• [The exercise]
Pick out and copy every line in the items below that contains the string "ACPI". Case matters.

• [Data supplied]
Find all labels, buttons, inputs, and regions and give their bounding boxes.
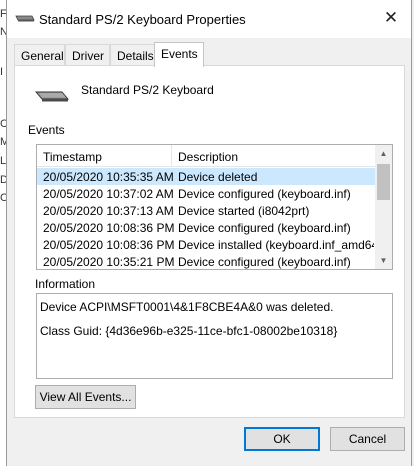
event-timestamp: 20/05/2020 10:35:35 AM [43,170,174,184]
event-description: Device deleted [178,170,258,184]
information-line: Device ACPI\MSFT0001\4&1F8CBE4A&0 was de… [40,300,334,314]
tab-general[interactable]: General [14,44,65,66]
event-row[interactable]: 20/05/2020 10:08:36 PM Device configured… [37,219,375,236]
event-row[interactable]: 20/05/2020 10:37:02 AM Device configured… [37,185,375,202]
device-name: Standard PS/2 Keyboard [81,83,214,97]
tab-details[interactable]: Details [110,44,155,66]
event-row[interactable]: 20/05/2020 10:35:35 AM Device deleted [37,168,375,185]
event-row[interactable]: 20/05/2020 10:35:21 PM Device configured… [37,253,375,269]
event-description: Device configured (keyboard.inf) [178,221,351,235]
cancel-button[interactable]: Cancel [330,427,405,451]
scroll-up-icon[interactable]: ▲ [375,145,392,162]
event-timestamp: 20/05/2020 10:08:36 PM [43,221,175,235]
close-button[interactable]: ✕ [383,9,399,26]
title-bar[interactable]: Standard PS/2 Keyboard Properties ✕ [7,0,411,38]
event-row[interactable]: 20/05/2020 10:08:36 PM Device installed … [37,236,375,253]
scroll-down-icon[interactable]: ▼ [375,252,392,269]
event-timestamp: 20/05/2020 10:35:21 PM [43,255,175,269]
properties-dialog: Standard PS/2 Keyboard Properties ✕ Gene… [6,0,412,466]
event-description: Device started (i8042prt) [178,204,310,218]
dialog-title: Standard PS/2 Keyboard Properties [39,12,246,27]
event-timestamp: 20/05/2020 10:08:36 PM [43,238,175,252]
events-tab-panel: Standard PS/2 Keyboard Events Timestamp … [14,65,405,418]
information-text-box[interactable]: Device ACPI\MSFT0001\4&1F8CBE4A&0 was de… [36,293,393,379]
scrollbar-thumb[interactable] [377,164,390,200]
tab-driver[interactable]: Driver [65,44,110,66]
keyboard-icon [35,91,69,102]
keyboard-icon [15,15,35,22]
tab-strip: General Driver Details Events [14,42,404,67]
events-list[interactable]: Timestamp Description 20/05/2020 10:35:3… [36,144,393,270]
events-section-label: Events [28,123,65,137]
column-header-description[interactable]: Description [172,145,375,167]
view-all-events-button[interactable]: View All Events... [35,385,136,409]
information-section-label: Information [35,277,96,291]
event-description: Device configured (keyboard.inf) [178,187,351,201]
event-timestamp: 20/05/2020 10:37:13 AM [43,204,174,218]
event-description: Device configured (keyboard.inf) [178,255,351,269]
events-scrollbar[interactable]: ▲ ▼ [375,145,392,269]
event-timestamp: 20/05/2020 10:37:02 AM [43,187,174,201]
column-header-timestamp[interactable]: Timestamp [37,145,172,167]
event-row[interactable]: 20/05/2020 10:37:13 AM Device started (i… [37,202,375,219]
tab-events[interactable]: Events [154,42,204,67]
event-description: Device installed (keyboard.inf_amd64... [178,238,374,252]
information-line: Class Guid: {4d36e96b-e325-11ce-bfc1-080… [40,324,338,338]
events-list-header: Timestamp Description [37,145,375,167]
ok-button[interactable]: OK [244,427,320,451]
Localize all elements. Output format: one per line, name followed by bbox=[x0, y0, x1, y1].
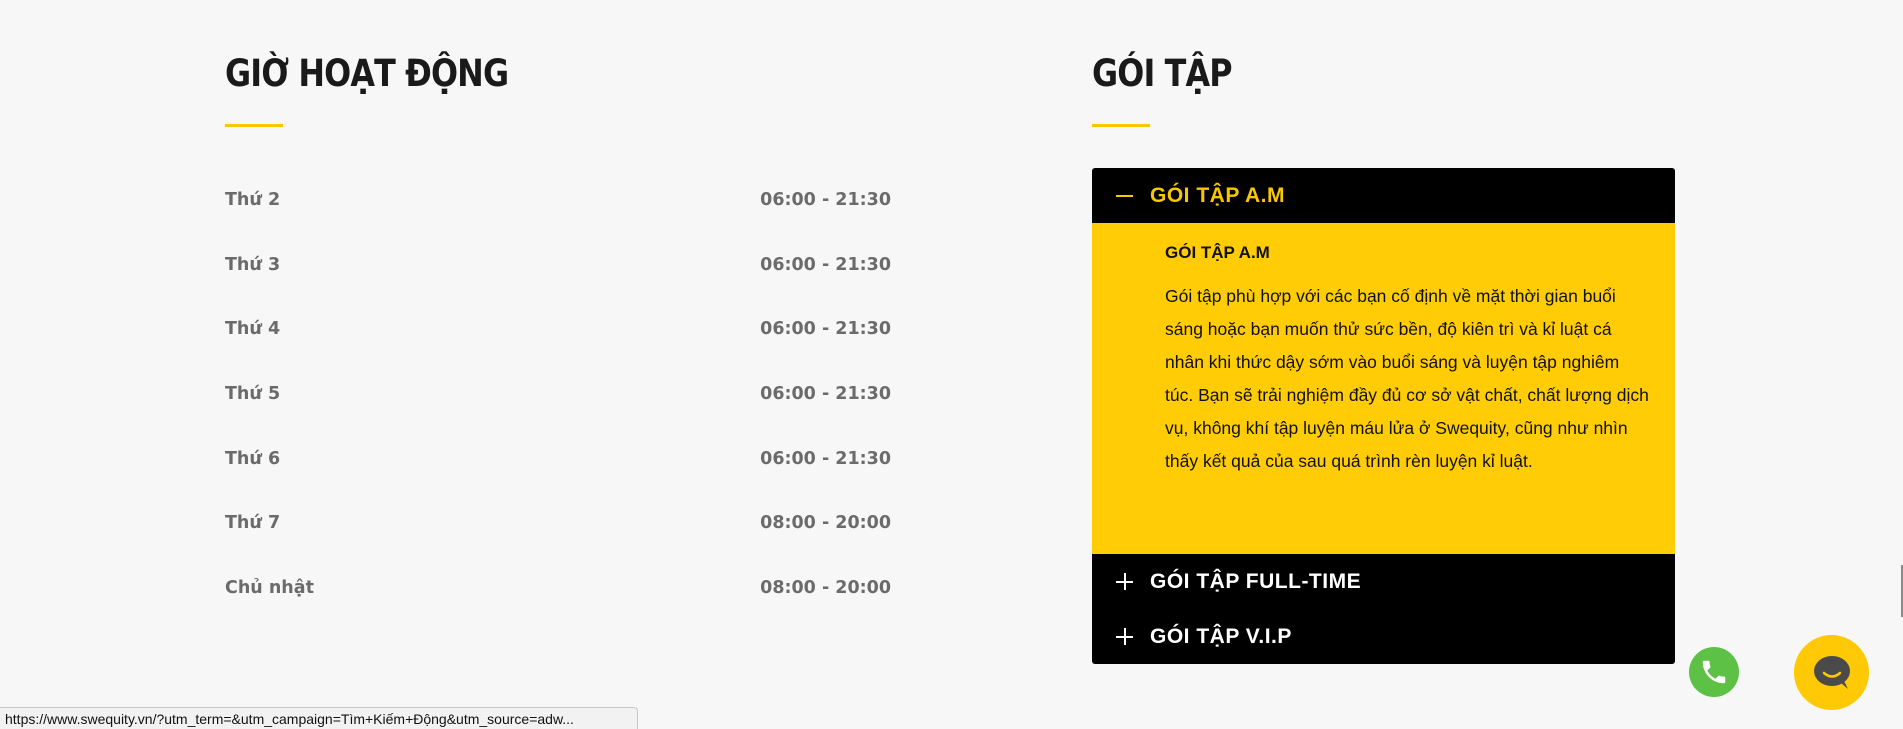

• [Solution]
information-line: Device ACPI\MSFT0001\4&1F8CBE4A&0 was de… [40,300,334,314]
information-text-box[interactable]: Device ACPI\MSFT0001\4&1F8CBE4A&0 was de… [36,293,393,379]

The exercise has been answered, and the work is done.